**Task statement**
Write out every line below that includes the word "text".

───── Data for this task ─────

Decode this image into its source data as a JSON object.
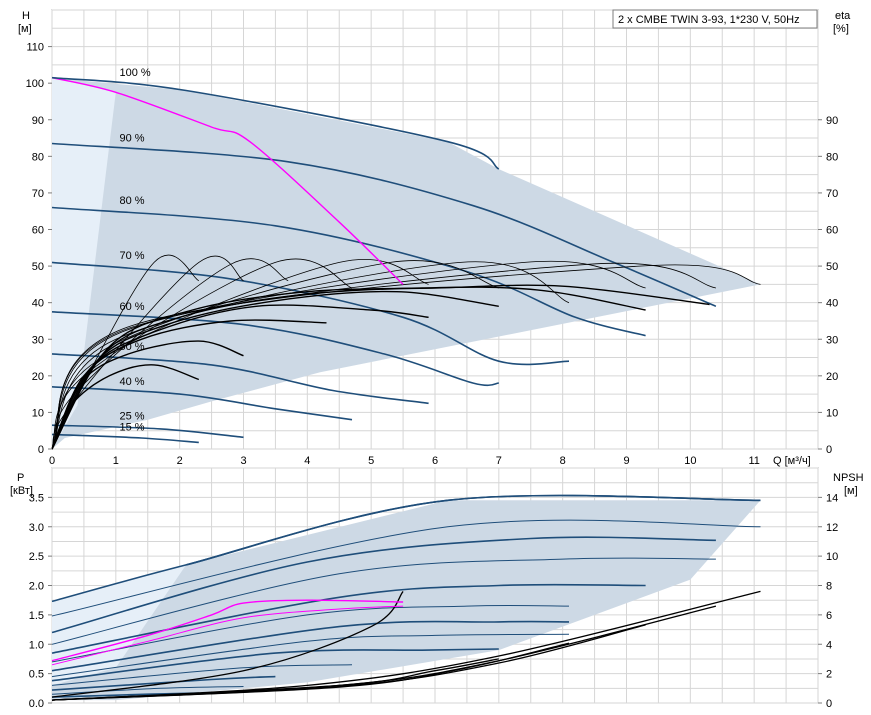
{
  "title": "2 x CMBE TWIN 3-93, 1*230 V, 50Hz",
  "colors": {
    "envelope": "#cdd9e5",
    "envelope_light": "#e6eff8",
    "speed_curve": "#1f4e7a",
    "efficiency_curve": "#000000",
    "operating_curve": "#ff00ff",
    "grid": "#d6d6d6"
  },
  "chart_data": [
    {
      "type": "line",
      "name": "head-chart",
      "ylabel_left": "H",
      "ylabel_left_unit": "[м]",
      "ylabel_right": "eta",
      "ylabel_right_unit": "[%]",
      "xlabel": "Q [м³/ч]",
      "xlim": [
        0,
        12
      ],
      "ylim": [
        0,
        120
      ],
      "x_ticks": [
        0,
        1,
        2,
        3,
        4,
        5,
        6,
        7,
        8,
        9,
        10,
        11
      ],
      "y_ticks": [
        0,
        10,
        20,
        30,
        40,
        50,
        60,
        70,
        80,
        90,
        100,
        110
      ],
      "y_ticks_right": [
        0,
        10,
        20,
        30,
        40,
        50,
        60,
        70,
        80,
        90
      ],
      "grid": true,
      "speed_labels": [
        {
          "text": "100 %",
          "x": 0.65,
          "y": 102
        },
        {
          "text": "90 %",
          "x": 0.65,
          "y": 84
        },
        {
          "text": "80 %",
          "x": 0.65,
          "y": 67
        },
        {
          "text": "70 %",
          "x": 0.65,
          "y": 52
        },
        {
          "text": "60 %",
          "x": 0.65,
          "y": 38
        },
        {
          "text": "50 %",
          "x": 0.65,
          "y": 27
        },
        {
          "text": "40 %",
          "x": 0.65,
          "y": 17.5
        },
        {
          "text": "25 %",
          "x": 0.65,
          "y": 8
        },
        {
          "text": "15 %",
          "x": 0.65,
          "y": 5
        }
      ],
      "envelope": [
        [
          0,
          101.5
        ],
        [
          2.1,
          98
        ],
        [
          6.2,
          84
        ],
        [
          7.0,
          76.5
        ],
        [
          11.1,
          45
        ],
        [
          4.2,
          21
        ],
        [
          2.5,
          13
        ],
        [
          1.5,
          8
        ],
        [
          0.2,
          3
        ],
        [
          0,
          0
        ]
      ],
      "envelope_light": [
        [
          0,
          101.5
        ],
        [
          1,
          97.5
        ],
        [
          0.4,
          12
        ],
        [
          0,
          0
        ]
      ],
      "speed_curves": [
        [
          [
            0,
            83.5
          ],
          [
            3.7,
            78.5
          ],
          [
            6.6,
            66.5
          ],
          [
            8.8,
            51
          ],
          [
            10.4,
            39
          ]
        ],
        [
          [
            0,
            66
          ],
          [
            3.5,
            61
          ],
          [
            6.5,
            48.5
          ],
          [
            8.2,
            36
          ],
          [
            9.3,
            31
          ]
        ],
        [
          [
            0,
            51
          ],
          [
            2.8,
            46.5
          ],
          [
            5.5,
            36
          ],
          [
            7.0,
            24
          ],
          [
            8.1,
            24
          ]
        ],
        [
          [
            0,
            37.5
          ],
          [
            3.0,
            34
          ],
          [
            5.2,
            26
          ],
          [
            6.6,
            18
          ],
          [
            7.0,
            18
          ]
        ],
        [
          [
            0,
            26
          ],
          [
            2.5,
            23
          ],
          [
            4.4,
            16
          ],
          [
            5.9,
            12.5
          ]
        ],
        [
          [
            0,
            17
          ],
          [
            2.0,
            15
          ],
          [
            3.5,
            11
          ],
          [
            4.7,
            8
          ]
        ],
        [
          [
            0,
            6.5
          ],
          [
            1.7,
            5.5
          ],
          [
            3.0,
            3.2
          ]
        ],
        [
          [
            0,
            4
          ],
          [
            1.4,
            3
          ],
          [
            2.3,
            1.8
          ]
        ]
      ],
      "efficiency_curves": [
        [
          [
            0,
            0
          ],
          [
            0.9,
            28
          ],
          [
            2.2,
            38
          ],
          [
            4.0,
            43
          ],
          [
            6.0,
            44
          ],
          [
            8.0,
            44.5
          ],
          [
            10.3,
            39.5
          ]
        ],
        [
          [
            0,
            0
          ],
          [
            0.8,
            26
          ],
          [
            2.0,
            36
          ],
          [
            3.8,
            42
          ],
          [
            5.8,
            44
          ],
          [
            7.6,
            43.5
          ],
          [
            9.3,
            38
          ]
        ],
        [
          [
            0,
            0
          ],
          [
            0.7,
            24
          ],
          [
            1.8,
            34
          ],
          [
            3.5,
            40.5
          ],
          [
            5.4,
            43
          ],
          [
            7.0,
            39
          ]
        ],
        [
          [
            0,
            0
          ],
          [
            0.6,
            22
          ],
          [
            1.6,
            32
          ],
          [
            3.2,
            39
          ],
          [
            5.0,
            38
          ],
          [
            5.9,
            36
          ]
        ],
        [
          [
            0,
            0
          ],
          [
            0.5,
            20
          ],
          [
            1.4,
            30
          ],
          [
            2.8,
            35
          ],
          [
            4.3,
            34.5
          ]
        ],
        [
          [
            0,
            0
          ],
          [
            0.45,
            18
          ],
          [
            1.2,
            26
          ],
          [
            2.3,
            29.5
          ],
          [
            3.0,
            25.5
          ]
        ],
        [
          [
            0,
            0
          ],
          [
            0.3,
            12
          ],
          [
            0.9,
            20
          ],
          [
            1.6,
            23
          ],
          [
            2.3,
            19
          ]
        ],
        [
          [
            0,
            0
          ],
          [
            0.2,
            8
          ],
          [
            1.6,
            51
          ],
          [
            2.3,
            46
          ]
        ],
        [
          [
            0,
            0
          ],
          [
            0.3,
            12
          ],
          [
            2.3,
            51
          ],
          [
            3.0,
            46
          ]
        ],
        [
          [
            0,
            0
          ],
          [
            0.4,
            16
          ],
          [
            2.8,
            50.5
          ],
          [
            3.7,
            46
          ]
        ],
        [
          [
            0,
            0
          ],
          [
            0.5,
            20
          ],
          [
            3.5,
            51
          ],
          [
            4.7,
            44
          ]
        ],
        [
          [
            0,
            0
          ],
          [
            0.7,
            24
          ],
          [
            4.5,
            51
          ],
          [
            5.9,
            45
          ]
        ],
        [
          [
            0,
            0
          ],
          [
            0.9,
            28
          ],
          [
            5.3,
            51
          ],
          [
            7.0,
            44
          ]
        ],
        [
          [
            0,
            0
          ],
          [
            1.0,
            30
          ],
          [
            6.4,
            51
          ],
          [
            8.1,
            40
          ]
        ],
        [
          [
            0,
            0
          ],
          [
            1.1,
            32
          ],
          [
            7.4,
            51
          ],
          [
            9.3,
            44
          ]
        ],
        [
          [
            0,
            0
          ],
          [
            1.2,
            33
          ],
          [
            8.4,
            50.5
          ],
          [
            10.4,
            44
          ]
        ],
        [
          [
            0,
            0
          ],
          [
            1.3,
            34
          ],
          [
            9.2,
            50
          ],
          [
            11.1,
            45
          ]
        ]
      ],
      "operating_curve": [
        [
          0,
          101.5
        ],
        [
          1,
          97.5
        ],
        [
          2.5,
          88
        ],
        [
          3.1,
          84
        ],
        [
          4.5,
          62
        ],
        [
          5.5,
          45
        ]
      ]
    },
    {
      "type": "line",
      "name": "power-chart",
      "ylabel_left": "P",
      "ylabel_left_unit": "[кВт]",
      "ylabel_right": "NPSH",
      "ylabel_right_unit": "[м]",
      "xlim": [
        0,
        12
      ],
      "ylim": [
        0,
        4
      ],
      "y_ticks": [
        0.0,
        0.5,
        1.0,
        1.5,
        2.0,
        2.5,
        3.0,
        3.5
      ],
      "y_tick_labels": [
        "0.0",
        "0.5",
        "1.0",
        "1.5",
        "2.0",
        "2.5",
        "3.0",
        "3.5"
      ],
      "y_ticks_right": [
        0,
        2,
        4,
        6,
        8,
        10,
        12,
        14
      ],
      "y_right_lim": [
        0,
        16
      ],
      "grid": true,
      "envelope": [
        [
          0,
          1.73
        ],
        [
          2.1,
          2.35
        ],
        [
          6.2,
          3.45
        ],
        [
          11.1,
          3.45
        ],
        [
          10.0,
          2.1
        ],
        [
          7.0,
          0.9
        ],
        [
          4.0,
          0.35
        ],
        [
          1.0,
          0.05
        ],
        [
          0,
          0.05
        ]
      ],
      "envelope_light": [
        [
          0,
          1.73
        ],
        [
          2.1,
          2.35
        ],
        [
          1.0,
          0.6
        ],
        [
          0,
          0.3
        ]
      ],
      "power_curves": [
        [
          [
            2.1,
            2.35
          ],
          [
            6.2,
            3.45
          ],
          [
            11.1,
            3.45
          ]
        ],
        [
          [
            0,
            1.48
          ],
          [
            6.2,
            3.0
          ],
          [
            11.1,
            3.0
          ]
        ],
        [
          [
            0,
            1.2
          ],
          [
            4.0,
            2.4
          ],
          [
            7.5,
            2.8
          ],
          [
            10.4,
            2.77
          ]
        ],
        [
          [
            0,
            1.0
          ],
          [
            4.5,
            2.2
          ],
          [
            8.0,
            2.45
          ],
          [
            10.4,
            2.45
          ]
        ],
        [
          [
            0,
            0.85
          ],
          [
            4.5,
            1.8
          ],
          [
            7.0,
            2.0
          ],
          [
            9.3,
            2.0
          ]
        ],
        [
          [
            0,
            0.7
          ],
          [
            4.0,
            1.5
          ],
          [
            6.5,
            1.65
          ],
          [
            8.1,
            1.65
          ]
        ],
        [
          [
            0,
            0.55
          ],
          [
            4.5,
            1.3
          ],
          [
            7.0,
            1.38
          ],
          [
            8.1,
            1.38
          ]
        ],
        [
          [
            0,
            0.45
          ],
          [
            4.0,
            1.05
          ],
          [
            6.0,
            1.15
          ],
          [
            8.1,
            1.17
          ]
        ],
        [
          [
            0,
            0.38
          ],
          [
            3.5,
            0.85
          ],
          [
            5.9,
            0.9
          ],
          [
            7.0,
            0.92
          ]
        ],
        [
          [
            0,
            0.3
          ],
          [
            3.0,
            0.6
          ],
          [
            4.7,
            0.65
          ]
        ],
        [
          [
            0,
            0.22
          ],
          [
            2.5,
            0.4
          ],
          [
            3.5,
            0.45
          ]
        ],
        [
          [
            0,
            0.15
          ],
          [
            1.7,
            0.25
          ],
          [
            3.0,
            0.28
          ]
        ],
        [
          [
            0,
            0.1
          ],
          [
            1.5,
            0.15
          ],
          [
            2.3,
            0.17
          ]
        ]
      ],
      "npsh_curves": [
        [
          [
            0,
            0.1
          ],
          [
            3.0,
            0.55
          ],
          [
            5.0,
            1.3
          ],
          [
            5.5,
            1.9
          ]
        ],
        [
          [
            0,
            0.05
          ],
          [
            4.0,
            0.3
          ],
          [
            7.0,
            0.8
          ],
          [
            11.1,
            1.9
          ]
        ],
        [
          [
            0,
            0.05
          ],
          [
            4.5,
            0.3
          ],
          [
            7.0,
            0.72
          ],
          [
            10.4,
            1.65
          ]
        ],
        [
          [
            0,
            0.05
          ],
          [
            4.5,
            0.28
          ],
          [
            7.0,
            0.68
          ],
          [
            9.3,
            1.33
          ]
        ],
        [
          [
            0,
            0.05
          ],
          [
            4.5,
            0.27
          ],
          [
            6.5,
            0.6
          ],
          [
            8.1,
            1.02
          ]
        ],
        [
          [
            0,
            0.05
          ],
          [
            4.5,
            0.3
          ],
          [
            6.0,
            0.55
          ],
          [
            7.0,
            0.75
          ]
        ]
      ],
      "operating_curve": [
        [
          0,
          0.72
        ],
        [
          1.5,
          1.15
        ],
        [
          2.5,
          1.5
        ],
        [
          3.0,
          1.7
        ],
        [
          4.0,
          1.75
        ],
        [
          5.5,
          1.72
        ]
      ],
      "operating_curve_2": [
        [
          0,
          0.65
        ],
        [
          1.5,
          1.05
        ],
        [
          3.0,
          1.45
        ],
        [
          4.5,
          1.6
        ],
        [
          5.5,
          1.65
        ]
      ]
    }
  ]
}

─────

**Task answer**
          "text": "100 %",
          "text": "90 %",
          "text": "80 %",
          "text": "70 %",
          "text": "60 %",
          "text": "50 %",
          "text": "40 %",
          "text": "25 %",
          "text": "15 %",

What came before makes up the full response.